_TASK OBJECTIVE_.
Please count the lines below that contain the word "students", and reply with that number alone.

[BEGIN]

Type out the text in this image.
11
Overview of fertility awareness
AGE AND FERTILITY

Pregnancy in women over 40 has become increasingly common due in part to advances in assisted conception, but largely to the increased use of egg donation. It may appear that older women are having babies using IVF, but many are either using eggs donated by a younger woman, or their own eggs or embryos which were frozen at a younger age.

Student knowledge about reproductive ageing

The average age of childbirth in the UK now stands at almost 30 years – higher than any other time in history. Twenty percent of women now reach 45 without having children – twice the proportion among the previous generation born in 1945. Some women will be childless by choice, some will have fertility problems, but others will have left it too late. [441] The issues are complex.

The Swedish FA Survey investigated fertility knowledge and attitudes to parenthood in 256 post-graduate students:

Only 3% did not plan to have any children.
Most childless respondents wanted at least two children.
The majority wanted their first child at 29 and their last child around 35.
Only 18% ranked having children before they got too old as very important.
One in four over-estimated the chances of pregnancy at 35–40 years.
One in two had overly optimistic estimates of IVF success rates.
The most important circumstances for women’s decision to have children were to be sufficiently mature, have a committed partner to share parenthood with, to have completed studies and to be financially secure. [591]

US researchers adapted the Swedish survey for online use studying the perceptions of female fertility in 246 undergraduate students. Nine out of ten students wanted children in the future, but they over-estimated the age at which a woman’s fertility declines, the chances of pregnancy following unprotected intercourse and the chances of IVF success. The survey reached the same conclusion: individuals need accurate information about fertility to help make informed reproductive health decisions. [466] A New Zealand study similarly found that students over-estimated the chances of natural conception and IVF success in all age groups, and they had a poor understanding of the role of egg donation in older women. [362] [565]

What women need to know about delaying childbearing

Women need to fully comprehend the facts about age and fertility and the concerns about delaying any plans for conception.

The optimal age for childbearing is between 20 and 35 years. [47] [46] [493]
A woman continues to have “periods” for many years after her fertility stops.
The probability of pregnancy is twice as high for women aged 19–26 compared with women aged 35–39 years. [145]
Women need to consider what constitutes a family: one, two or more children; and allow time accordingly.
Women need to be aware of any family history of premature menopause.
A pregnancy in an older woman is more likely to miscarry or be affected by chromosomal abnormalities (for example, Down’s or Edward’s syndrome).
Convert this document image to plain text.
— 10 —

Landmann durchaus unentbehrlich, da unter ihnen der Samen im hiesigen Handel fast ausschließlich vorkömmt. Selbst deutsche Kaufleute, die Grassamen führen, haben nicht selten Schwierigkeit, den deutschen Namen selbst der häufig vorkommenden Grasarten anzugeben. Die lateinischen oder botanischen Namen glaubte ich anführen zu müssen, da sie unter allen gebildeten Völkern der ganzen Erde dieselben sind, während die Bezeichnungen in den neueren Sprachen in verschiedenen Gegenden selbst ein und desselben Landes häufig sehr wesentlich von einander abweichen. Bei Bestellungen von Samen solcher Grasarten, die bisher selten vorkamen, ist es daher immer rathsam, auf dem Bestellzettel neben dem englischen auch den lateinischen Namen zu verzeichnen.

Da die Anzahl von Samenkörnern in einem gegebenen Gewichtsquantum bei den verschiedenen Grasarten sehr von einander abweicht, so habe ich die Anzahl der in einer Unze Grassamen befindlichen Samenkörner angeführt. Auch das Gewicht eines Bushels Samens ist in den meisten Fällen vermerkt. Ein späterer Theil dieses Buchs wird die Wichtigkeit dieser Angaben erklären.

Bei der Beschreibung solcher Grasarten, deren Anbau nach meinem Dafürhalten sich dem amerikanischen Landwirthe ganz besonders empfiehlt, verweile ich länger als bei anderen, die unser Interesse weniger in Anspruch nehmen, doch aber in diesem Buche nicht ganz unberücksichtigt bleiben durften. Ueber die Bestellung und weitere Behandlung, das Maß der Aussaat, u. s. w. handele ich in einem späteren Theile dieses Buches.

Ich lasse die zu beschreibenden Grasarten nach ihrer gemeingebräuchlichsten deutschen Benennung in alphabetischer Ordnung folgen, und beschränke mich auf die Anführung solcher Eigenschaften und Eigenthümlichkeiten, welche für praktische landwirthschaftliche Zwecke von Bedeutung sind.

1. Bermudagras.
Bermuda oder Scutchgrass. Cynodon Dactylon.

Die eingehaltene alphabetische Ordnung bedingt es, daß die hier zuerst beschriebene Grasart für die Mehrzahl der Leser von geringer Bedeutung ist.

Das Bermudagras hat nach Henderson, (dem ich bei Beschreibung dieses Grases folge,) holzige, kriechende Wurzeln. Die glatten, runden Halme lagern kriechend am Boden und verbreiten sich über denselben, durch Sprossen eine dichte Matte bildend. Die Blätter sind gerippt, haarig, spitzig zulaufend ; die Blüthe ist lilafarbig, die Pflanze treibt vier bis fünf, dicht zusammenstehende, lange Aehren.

[END]

_SOLUTION FOR THIS TASK_.
2